- **Work to be completed**: Copy every line of the entries that includes the word "DeepSeek".

[Dataset entries]
--- BEGIN ---

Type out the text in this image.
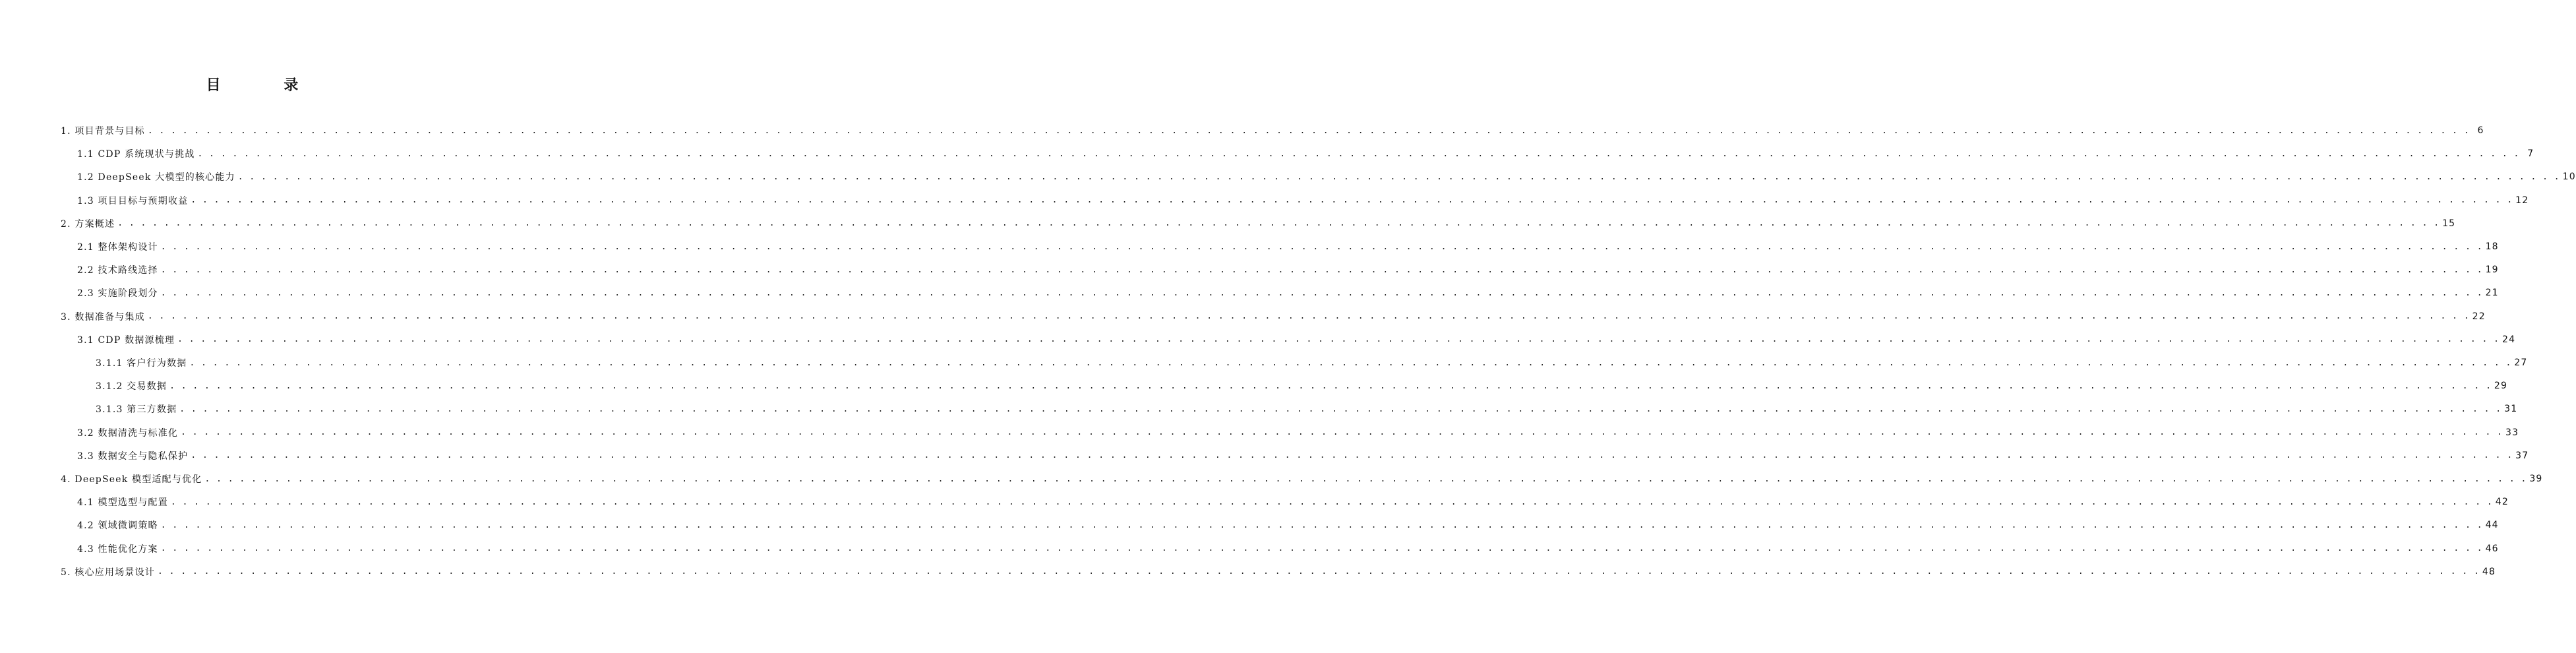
目 录
1. 项目背景与目标 . . . . . . . . . . . . . . . . . . . . . . . . . . . . . . . . . . . . . . . . . . . . . . . . . . . . . . . . . . . . . . . . . . . . . . . . . . . . . . . . . . . . . . . . . . . . . . . . . . . . . . . . . . . . . . . . . . . . . . . . . . . . . . . . . . . . . . . . . . . . . . . . . . . . . . . . . . . . . . . . . . . . . . . . . . . . . . . . . . . . . . . . . . . . . . . . . . . . . . . . 6
1.1 CDP 系统现状与挑战 . . . . . . . . . . . . . . . . . . . . . . . . . . . . . . . . . . . . . . . . . . . . . . . . . . . . . . . . . . . . . . . . . . . . . . . . . . . . . . . . . . . . . . . . . . . . . . . . . . . . . . . . . . . . . . . . . . . . . . . . . . . . . . . . . . . . . . . . . . . . . . . . . . . . . . . . . . . . . . . . . . . . . . . . . . . . . . . . . . . . . . . . . . . . . . . . . . . . . . . . 7
1.2 DeepSeek 大模型的核心能力 . . . . . . . . . . . . . . . . . . . . . . . . . . . . . . . . . . . . . . . . . . . . . . . . . . . . . . . . . . . . . . . . . . . . . . . . . . . . . . . . . . . . . . . . . . . . . . . . . . . . . . . . . . . . . . . . . . . . . . . . . . . . . . . . . . . . . . . . . . . . . . . . . . . . . . . . . . . . . . . . . . . . . . . . . . . . . . . . . . . . . . . . . . . . . . . . . . . . . . . . 10
1.3 项目目标与预期收益 . . . . . . . . . . . . . . . . . . . . . . . . . . . . . . . . . . . . . . . . . . . . . . . . . . . . . . . . . . . . . . . . . . . . . . . . . . . . . . . . . . . . . . . . . . . . . . . . . . . . . . . . . . . . . . . . . . . . . . . . . . . . . . . . . . . . . . . . . . . . . . . . . . . . . . . . . . . . . . . . . . . . . . . . . . . . . . . . . . . . . . . . . . . . . . . . . . . . . . . . 12
2. 方案概述 . . . . . . . . . . . . . . . . . . . . . . . . . . . . . . . . . . . . . . . . . . . . . . . . . . . . . . . . . . . . . . . . . . . . . . . . . . . . . . . . . . . . . . . . . . . . . . . . . . . . . . . . . . . . . . . . . . . . . . . . . . . . . . . . . . . . . . . . . . . . . . . . . . . . . . . . . . . . . . . . . . . . . . . . . . . . . . . . . . . . . . . . . . . . . . . . . . . . . . . . 15
2.1 整体架构设计 . . . . . . . . . . . . . . . . . . . . . . . . . . . . . . . . . . . . . . . . . . . . . . . . . . . . . . . . . . . . . . . . . . . . . . . . . . . . . . . . . . . . . . . . . . . . . . . . . . . . . . . . . . . . . . . . . . . . . . . . . . . . . . . . . . . . . . . . . . . . . . . . . . . . . . . . . . . . . . . . . . . . . . . . . . . . . . . . . . . . . . . . . . . . . . . . . . . . . . . . 18
2.2 技术路线选择 . . . . . . . . . . . . . . . . . . . . . . . . . . . . . . . . . . . . . . . . . . . . . . . . . . . . . . . . . . . . . . . . . . . . . . . . . . . . . . . . . . . . . . . . . . . . . . . . . . . . . . . . . . . . . . . . . . . . . . . . . . . . . . . . . . . . . . . . . . . . . . . . . . . . . . . . . . . . . . . . . . . . . . . . . . . . . . . . . . . . . . . . . . . . . . . . . . . . . . . . 19
2.3 实施阶段划分 . . . . . . . . . . . . . . . . . . . . . . . . . . . . . . . . . . . . . . . . . . . . . . . . . . . . . . . . . . . . . . . . . . . . . . . . . . . . . . . . . . . . . . . . . . . . . . . . . . . . . . . . . . . . . . . . . . . . . . . . . . . . . . . . . . . . . . . . . . . . . . . . . . . . . . . . . . . . . . . . . . . . . . . . . . . . . . . . . . . . . . . . . . . . . . . . . . . . . . . . 21
3. 数据准备与集成 . . . . . . . . . . . . . . . . . . . . . . . . . . . . . . . . . . . . . . . . . . . . . . . . . . . . . . . . . . . . . . . . . . . . . . . . . . . . . . . . . . . . . . . . . . . . . . . . . . . . . . . . . . . . . . . . . . . . . . . . . . . . . . . . . . . . . . . . . . . . . . . . . . . . . . . . . . . . . . . . . . . . . . . . . . . . . . . . . . . . . . . . . . . . . . . . . . . . . . . . 22
3.1 CDP 数据源梳理 . . . . . . . . . . . . . . . . . . . . . . . . . . . . . . . . . . . . . . . . . . . . . . . . . . . . . . . . . . . . . . . . . . . . . . . . . . . . . . . . . . . . . . . . . . . . . . . . . . . . . . . . . . . . . . . . . . . . . . . . . . . . . . . . . . . . . . . . . . . . . . . . . . . . . . . . . . . . . . . . . . . . . . . . . . . . . . . . . . . . . . . . . . . . . . . . . . . . . . . . 24
3.1.1 客户行为数据 . . . . . . . . . . . . . . . . . . . . . . . . . . . . . . . . . . . . . . . . . . . . . . . . . . . . . . . . . . . . . . . . . . . . . . . . . . . . . . . . . . . . . . . . . . . . . . . . . . . . . . . . . . . . . . . . . . . . . . . . . . . . . . . . . . . . . . . . . . . . . . . . . . . . . . . . . . . . . . . . . . . . . . . . . . . . . . . . . . . . . . . . . . . . . . . . . . . . . . . . 27
3.1.2 交易数据 . . . . . . . . . . . . . . . . . . . . . . . . . . . . . . . . . . . . . . . . . . . . . . . . . . . . . . . . . . . . . . . . . . . . . . . . . . . . . . . . . . . . . . . . . . . . . . . . . . . . . . . . . . . . . . . . . . . . . . . . . . . . . . . . . . . . . . . . . . . . . . . . . . . . . . . . . . . . . . . . . . . . . . . . . . . . . . . . . . . . . . . . . . . . . . . . . . . . . . . . 29
3.1.3 第三方数据 . . . . . . . . . . . . . . . . . . . . . . . . . . . . . . . . . . . . . . . . . . . . . . . . . . . . . . . . . . . . . . . . . . . . . . . . . . . . . . . . . . . . . . . . . . . . . . . . . . . . . . . . . . . . . . . . . . . . . . . . . . . . . . . . . . . . . . . . . . . . . . . . . . . . . . . . . . . . . . . . . . . . . . . . . . . . . . . . . . . . . . . . . . . . . . . . . . . . . . . . 31
3.2 数据清洗与标准化 . . . . . . . . . . . . . . . . . . . . . . . . . . . . . . . . . . . . . . . . . . . . . . . . . . . . . . . . . . . . . . . . . . . . . . . . . . . . . . . . . . . . . . . . . . . . . . . . . . . . . . . . . . . . . . . . . . . . . . . . . . . . . . . . . . . . . . . . . . . . . . . . . . . . . . . . . . . . . . . . . . . . . . . . . . . . . . . . . . . . . . . . . . . . . . . . . . . . . . . . 33
3.3 数据安全与隐私保护 . . . . . . . . . . . . . . . . . . . . . . . . . . . . . . . . . . . . . . . . . . . . . . . . . . . . . . . . . . . . . . . . . . . . . . . . . . . . . . . . . . . . . . . . . . . . . . . . . . . . . . . . . . . . . . . . . . . . . . . . . . . . . . . . . . . . . . . . . . . . . . . . . . . . . . . . . . . . . . . . . . . . . . . . . . . . . . . . . . . . . . . . . . . . . . . . . . . . . . . . 37
4. DeepSeek 模型适配与优化 . . . . . . . . . . . . . . . . . . . . . . . . . . . . . . . . . . . . . . . . . . . . . . . . . . . . . . . . . . . . . . . . . . . . . . . . . . . . . . . . . . . . . . . . . . . . . . . . . . . . . . . . . . . . . . . . . . . . . . . . . . . . . . . . . . . . . . . . . . . . . . . . . . . . . . . . . . . . . . . . . . . . . . . . . . . . . . . . . . . . . . . . . . . . . . . . . . . . . . . . 39
4.1 模型选型与配置 . . . . . . . . . . . . . . . . . . . . . . . . . . . . . . . . . . . . . . . . . . . . . . . . . . . . . . . . . . . . . . . . . . . . . . . . . . . . . . . . . . . . . . . . . . . . . . . . . . . . . . . . . . . . . . . . . . . . . . . . . . . . . . . . . . . . . . . . . . . . . . . . . . . . . . . . . . . . . . . . . . . . . . . . . . . . . . . . . . . . . . . . . . . . . . . . . . . . . . . . 42
4.2 领域微调策略 . . . . . . . . . . . . . . . . . . . . . . . . . . . . . . . . . . . . . . . . . . . . . . . . . . . . . . . . . . . . . . . . . . . . . . . . . . . . . . . . . . . . . . . . . . . . . . . . . . . . . . . . . . . . . . . . . . . . . . . . . . . . . . . . . . . . . . . . . . . . . . . . . . . . . . . . . . . . . . . . . . . . . . . . . . . . . . . . . . . . . . . . . . . . . . . . . . . . . . . . 44
4.3 性能优化方案 . . . . . . . . . . . . . . . . . . . . . . . . . . . . . . . . . . . . . . . . . . . . . . . . . . . . . . . . . . . . . . . . . . . . . . . . . . . . . . . . . . . . . . . . . . . . . . . . . . . . . . . . . . . . . . . . . . . . . . . . . . . . . . . . . . . . . . . . . . . . . . . . . . . . . . . . . . . . . . . . . . . . . . . . . . . . . . . . . . . . . . . . . . . . . . . . . . . . . . . . 46
5. 核心应用场景设计 . . . . . . . . . . . . . . . . . . . . . . . . . . . . . . . . . . . . . . . . . . . . . . . . . . . . . . . . . . . . . . . . . . . . . . . . . . . . . . . . . . . . . . . . . . . . . . . . . . . . . . . . . . . . . . . . . . . . . . . . . . . . . . . . . . . . . . . . . . . . . . . . . . . . . . . . . . . . . . . . . . . . . . . . . . . . . . . . . . . . . . . . . . . . . . . . . . . . . . . . 48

--- END ---

- **Response to this exercise**:
1.2 DeepSeek 大模型的核心能力 . . . . . . . . . . . . . . . . . . . . . . . . . . . . . . . . . . . . . . . . . . . . . . . . . . . . . . . . . . . . . . . . . . . . . . . . . . . . . . . . . . . . . . . . . . . . . . . . . . . . . . . . . . . . . . . . . . . . . . . . . . . . . . . . . . . . . . . . . . . . . . . . . . . . . . . . . . . . . . . . . . . . . . . . . . . . . . . . . . . . . . . . . . . . . . . . . . . . . . . . 10
4. DeepSeek 模型适配与优化 . . . . . . . . . . . . . . . . . . . . . . . . . . . . . . . . . . . . . . . . . . . . . . . . . . . . . . . . . . . . . . . . . . . . . . . . . . . . . . . . . . . . . . . . . . . . . . . . . . . . . . . . . . . . . . . . . . . . . . . . . . . . . . . . . . . . . . . . . . . . . . . . . . . . . . . . . . . . . . . . . . . . . . . . . . . . . . . . . . . . . . . . . . . . . . . . . . . . . . . . 39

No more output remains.